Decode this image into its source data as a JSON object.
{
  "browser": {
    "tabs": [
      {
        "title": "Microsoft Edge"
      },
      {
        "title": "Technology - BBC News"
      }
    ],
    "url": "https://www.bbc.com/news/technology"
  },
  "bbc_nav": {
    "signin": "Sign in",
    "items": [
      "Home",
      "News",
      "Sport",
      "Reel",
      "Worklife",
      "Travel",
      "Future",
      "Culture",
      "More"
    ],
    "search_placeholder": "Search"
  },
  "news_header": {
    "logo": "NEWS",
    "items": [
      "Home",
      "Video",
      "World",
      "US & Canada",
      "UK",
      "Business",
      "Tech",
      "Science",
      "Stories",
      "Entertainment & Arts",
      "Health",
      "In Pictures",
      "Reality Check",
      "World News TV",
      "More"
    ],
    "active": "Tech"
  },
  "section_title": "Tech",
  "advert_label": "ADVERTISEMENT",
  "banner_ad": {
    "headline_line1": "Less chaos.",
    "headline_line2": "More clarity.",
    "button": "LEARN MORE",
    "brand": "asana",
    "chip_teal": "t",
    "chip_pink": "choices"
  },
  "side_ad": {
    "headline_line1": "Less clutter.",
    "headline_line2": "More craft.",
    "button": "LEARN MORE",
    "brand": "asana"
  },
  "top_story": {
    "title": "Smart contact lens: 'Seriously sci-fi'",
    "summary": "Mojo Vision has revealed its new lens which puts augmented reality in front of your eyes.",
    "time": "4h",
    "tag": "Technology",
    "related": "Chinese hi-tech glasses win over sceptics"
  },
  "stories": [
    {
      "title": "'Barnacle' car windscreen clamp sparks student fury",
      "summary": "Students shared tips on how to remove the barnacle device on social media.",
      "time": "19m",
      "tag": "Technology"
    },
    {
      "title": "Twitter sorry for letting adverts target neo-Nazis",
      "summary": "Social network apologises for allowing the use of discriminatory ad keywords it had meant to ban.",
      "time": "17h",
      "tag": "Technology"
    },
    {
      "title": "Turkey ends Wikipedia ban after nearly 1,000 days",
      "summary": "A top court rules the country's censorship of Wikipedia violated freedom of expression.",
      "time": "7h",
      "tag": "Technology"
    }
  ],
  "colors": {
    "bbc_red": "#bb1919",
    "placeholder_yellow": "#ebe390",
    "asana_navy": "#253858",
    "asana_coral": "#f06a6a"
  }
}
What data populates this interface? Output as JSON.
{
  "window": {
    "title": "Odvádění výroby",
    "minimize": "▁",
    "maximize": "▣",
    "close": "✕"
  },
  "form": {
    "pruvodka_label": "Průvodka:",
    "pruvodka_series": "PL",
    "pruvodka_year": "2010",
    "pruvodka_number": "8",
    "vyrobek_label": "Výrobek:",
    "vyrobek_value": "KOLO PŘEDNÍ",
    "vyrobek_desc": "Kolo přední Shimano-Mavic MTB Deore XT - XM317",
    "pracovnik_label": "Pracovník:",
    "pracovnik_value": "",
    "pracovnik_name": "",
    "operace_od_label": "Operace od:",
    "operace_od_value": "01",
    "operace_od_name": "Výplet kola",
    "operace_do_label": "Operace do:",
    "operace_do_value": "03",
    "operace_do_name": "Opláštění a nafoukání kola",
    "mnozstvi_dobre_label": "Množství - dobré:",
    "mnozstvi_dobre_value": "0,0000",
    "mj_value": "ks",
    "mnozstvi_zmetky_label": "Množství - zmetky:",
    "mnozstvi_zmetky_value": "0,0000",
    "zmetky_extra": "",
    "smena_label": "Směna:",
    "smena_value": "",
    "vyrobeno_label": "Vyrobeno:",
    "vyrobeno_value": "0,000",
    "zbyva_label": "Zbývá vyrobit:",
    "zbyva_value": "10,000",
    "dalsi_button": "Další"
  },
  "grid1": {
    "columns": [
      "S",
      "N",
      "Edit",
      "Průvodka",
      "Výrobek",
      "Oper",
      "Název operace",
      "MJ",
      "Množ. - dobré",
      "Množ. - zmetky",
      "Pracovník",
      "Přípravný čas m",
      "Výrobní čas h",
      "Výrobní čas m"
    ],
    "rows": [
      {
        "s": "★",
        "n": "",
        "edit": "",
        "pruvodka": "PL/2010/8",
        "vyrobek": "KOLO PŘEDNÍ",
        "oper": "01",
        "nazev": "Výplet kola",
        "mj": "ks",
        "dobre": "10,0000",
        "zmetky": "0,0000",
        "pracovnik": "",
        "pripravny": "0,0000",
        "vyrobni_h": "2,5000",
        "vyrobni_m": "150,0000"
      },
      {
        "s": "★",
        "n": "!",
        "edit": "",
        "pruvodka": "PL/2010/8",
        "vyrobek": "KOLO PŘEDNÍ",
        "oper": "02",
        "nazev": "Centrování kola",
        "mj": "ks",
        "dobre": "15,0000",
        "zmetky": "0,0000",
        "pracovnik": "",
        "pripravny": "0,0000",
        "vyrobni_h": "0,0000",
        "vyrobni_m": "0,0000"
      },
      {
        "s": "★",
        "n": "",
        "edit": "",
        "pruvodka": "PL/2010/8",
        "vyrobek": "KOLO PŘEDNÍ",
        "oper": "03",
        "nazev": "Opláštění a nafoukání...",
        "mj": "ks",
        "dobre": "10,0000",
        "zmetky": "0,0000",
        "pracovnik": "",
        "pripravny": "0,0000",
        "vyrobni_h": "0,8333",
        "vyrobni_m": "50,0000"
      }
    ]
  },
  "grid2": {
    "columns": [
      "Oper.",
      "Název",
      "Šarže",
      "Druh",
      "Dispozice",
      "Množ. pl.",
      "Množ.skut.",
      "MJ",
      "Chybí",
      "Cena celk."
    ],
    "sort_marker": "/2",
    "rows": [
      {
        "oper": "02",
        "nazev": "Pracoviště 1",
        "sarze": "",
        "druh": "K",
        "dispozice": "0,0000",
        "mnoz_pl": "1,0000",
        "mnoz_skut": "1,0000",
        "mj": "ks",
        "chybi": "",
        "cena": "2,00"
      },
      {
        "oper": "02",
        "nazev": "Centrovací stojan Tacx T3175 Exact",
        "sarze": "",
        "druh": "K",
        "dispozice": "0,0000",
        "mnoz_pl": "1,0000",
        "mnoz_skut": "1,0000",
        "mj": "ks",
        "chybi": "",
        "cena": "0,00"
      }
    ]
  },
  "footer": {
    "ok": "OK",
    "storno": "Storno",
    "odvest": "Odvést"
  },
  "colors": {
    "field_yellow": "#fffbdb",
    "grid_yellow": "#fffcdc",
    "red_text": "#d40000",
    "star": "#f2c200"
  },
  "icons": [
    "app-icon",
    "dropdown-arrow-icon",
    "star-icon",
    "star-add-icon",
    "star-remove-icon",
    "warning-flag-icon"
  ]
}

+---+

Repeat the data precisely, reproducing every entry.

Decode this image into its source data as a JSON object.
{
  "browser": {
    "tabs": [
      {
        "title": "Microsoft Edge"
      },
      {
        "title": "Technology - BBC News"
      }
    ],
    "url": "https://www.bbc.com/news/technology"
  },
  "bbc_nav": {
    "signin": "Sign in",
    "items": [
      "Home",
      "News",
      "Sport",
      "Reel",
      "Worklife",
      "Travel",
      "Future",
      "Culture",
      "More"
    ],
    "search_placeholder": "Search"
  },
  "news_header": {
    "logo": "NEWS",
    "items": [
      "Home",
      "Video",
      "World",
      "US & Canada",
      "UK",
      "Business",
      "Tech",
      "Science",
      "Stories",
      "Entertainment & Arts",
      "Health",
      "In Pictures",
      "Reality Check",
      "World News TV",
      "More"
    ],
    "active": "Tech"
  },
  "section_title": "Tech",
  "advert_label": "ADVERTISEMENT",
  "banner_ad": {
    "headline_line1": "Less chaos.",
    "headline_line2": "More clarity.",
    "button": "LEARN MORE",
    "brand": "asana",
    "chip_teal": "t",
    "chip_pink": "choices"
  },
  "side_ad": {
    "headline_line1": "Less clutter.",
    "headline_line2": "More craft.",
    "button": "LEARN MORE",
    "brand": "asana"
  },
  "top_story": {
    "title": "Smart contact lens: 'Seriously sci-fi'",
    "summary": "Mojo Vision has revealed its new lens which puts augmented reality in front of your eyes.",
    "time": "4h",
    "tag": "Technology",
    "related": "Chinese hi-tech glasses win over sceptics"
  },
  "stories": [
    {
      "title": "'Barnacle' car windscreen clamp sparks student fury",
      "summary": "Students shared tips on how to remove the barnacle device on social media.",
      "time": "19m",
      "tag": "Technology"
    },
    {
      "title": "Twitter sorry for letting adverts target neo-Nazis",
      "summary": "Social network apologises for allowing the use of discriminatory ad keywords it had meant to ban.",
      "time": "17h",
      "tag": "Technology"
    },
    {
      "title": "Turkey ends Wikipedia ban after nearly 1,000 days",
      "summary": "A top court rules the country's censorship of Wikipedia violated freedom of expression.",
      "time": "7h",
      "tag": "Technology"
    }
  ],
  "colors": {
    "bbc_red": "#bb1919",
    "placeholder_yellow": "#ebe390",
    "asana_navy": "#253858",
    "asana_coral": "#f06a6a"
  }
}
What data populates this interface? Output as JSON.
{
  "window": {
    "title": "Odvádění výroby",
    "minimize": "▁",
    "maximize": "▣",
    "close": "✕"
  },
  "form": {
    "pruvodka_label": "Průvodka:",
    "pruvodka_series": "PL",
    "pruvodka_year": "2010",
    "pruvodka_number": "8",
    "vyrobek_label": "Výrobek:",
    "vyrobek_value": "KOLO PŘEDNÍ",
    "vyrobek_desc": "Kolo přední Shimano-Mavic MTB Deore XT - XM317",
    "pracovnik_label": "Pracovník:",
    "pracovnik_value": "",
    "pracovnik_name": "",
    "operace_od_label": "Operace od:",
    "operace_od_value": "01",
    "operace_od_name": "Výplet kola",
    "operace_do_label": "Operace do:",
    "operace_do_value": "03",
    "operace_do_name": "Opláštění a nafoukání kola",
    "mnozstvi_dobre_label": "Množství - dobré:",
    "mnozstvi_dobre_value": "0,0000",
    "mj_value": "ks",
    "mnozstvi_zmetky_label": "Množství - zmetky:",
    "mnozstvi_zmetky_value": "0,0000",
    "zmetky_extra": "",
    "smena_label": "Směna:",
    "smena_value": "",
    "vyrobeno_label": "Vyrobeno:",
    "vyrobeno_value": "0,000",
    "zbyva_label": "Zbývá vyrobit:",
    "zbyva_value": "10,000",
    "dalsi_button": "Další"
  },
  "grid1": {
    "columns": [
      "S",
      "N",
      "Edit",
      "Průvodka",
      "Výrobek",
      "Oper",
      "Název operace",
      "MJ",
      "Množ. - dobré",
      "Množ. - zmetky",
      "Pracovník",
      "Přípravný čas m",
      "Výrobní čas h",
      "Výrobní čas m"
    ],
    "rows": [
      {
        "s": "★",
        "n": "",
        "edit": "",
        "pruvodka": "PL/2010/8",
        "vyrobek": "KOLO PŘEDNÍ",
        "oper": "01",
        "nazev": "Výplet kola",
        "mj": "ks",
        "dobre": "10,0000",
        "zmetky": "0,0000",
        "pracovnik": "",
        "pripravny": "0,0000",
        "vyrobni_h": "2,5000",
        "vyrobni_m": "150,0000"
      },
      {
        "s": "★",
        "n": "!",
        "edit": "",
        "pruvodka": "PL/2010/8",
        "vyrobek": "KOLO PŘEDNÍ",
        "oper": "02",
        "nazev": "Centrování kola",
        "mj": "ks",
        "dobre": "15,0000",
        "zmetky": "0,0000",
        "pracovnik": "",
        "pripravny": "0,0000",
        "vyrobni_h": "0,0000",
        "vyrobni_m": "0,0000"
      },
      {
        "s": "★",
        "n": "",
        "edit": "",
        "pruvodka": "PL/2010/8",
        "vyrobek": "KOLO PŘEDNÍ",
        "oper": "03",
        "nazev": "Opláštění a nafoukání...",
        "mj": "ks",
        "dobre": "10,0000",
        "zmetky": "0,0000",
        "pracovnik": "",
        "pripravny": "0,0000",
        "vyrobni_h": "0,8333",
        "vyrobni_m": "50,0000"
      }
    ]
  },
  "grid2": {
    "columns": [
      "Oper.",
      "Název",
      "Šarže",
      "Druh",
      "Dispozice",
      "Množ. pl.",
      "Množ.skut.",
      "MJ",
      "Chybí",
      "Cena celk."
    ],
    "sort_marker": "/2",
    "rows": [
      {
        "oper": "02",
        "nazev": "Pracoviště 1",
        "sarze": "",
        "druh": "K",
        "dispozice": "0,0000",
        "mnoz_pl": "1,0000",
        "mnoz_skut": "1,0000",
        "mj": "ks",
        "chybi": "",
        "cena": "2,00"
      },
      {
        "oper": "02",
        "nazev": "Centrovací stojan Tacx T3175 Exact",
        "sarze": "",
        "druh": "K",
        "dispozice": "0,0000",
        "mnoz_pl": "1,0000",
        "mnoz_skut": "1,0000",
        "mj": "ks",
        "chybi": "",
        "cena": "0,00"
      }
    ]
  },
  "footer": {
    "ok": "OK",
    "storno": "Storno",
    "odvest": "Odvést"
  },
  "colors": {
    "field_yellow": "#fffbdb",
    "grid_yellow": "#fffcdc",
    "red_text": "#d40000",
    "star": "#f2c200"
  },
  "icons": [
    "app-icon",
    "dropdown-arrow-icon",
    "star-icon",
    "star-add-icon",
    "star-remove-icon",
    "warning-flag-icon"
  ]
}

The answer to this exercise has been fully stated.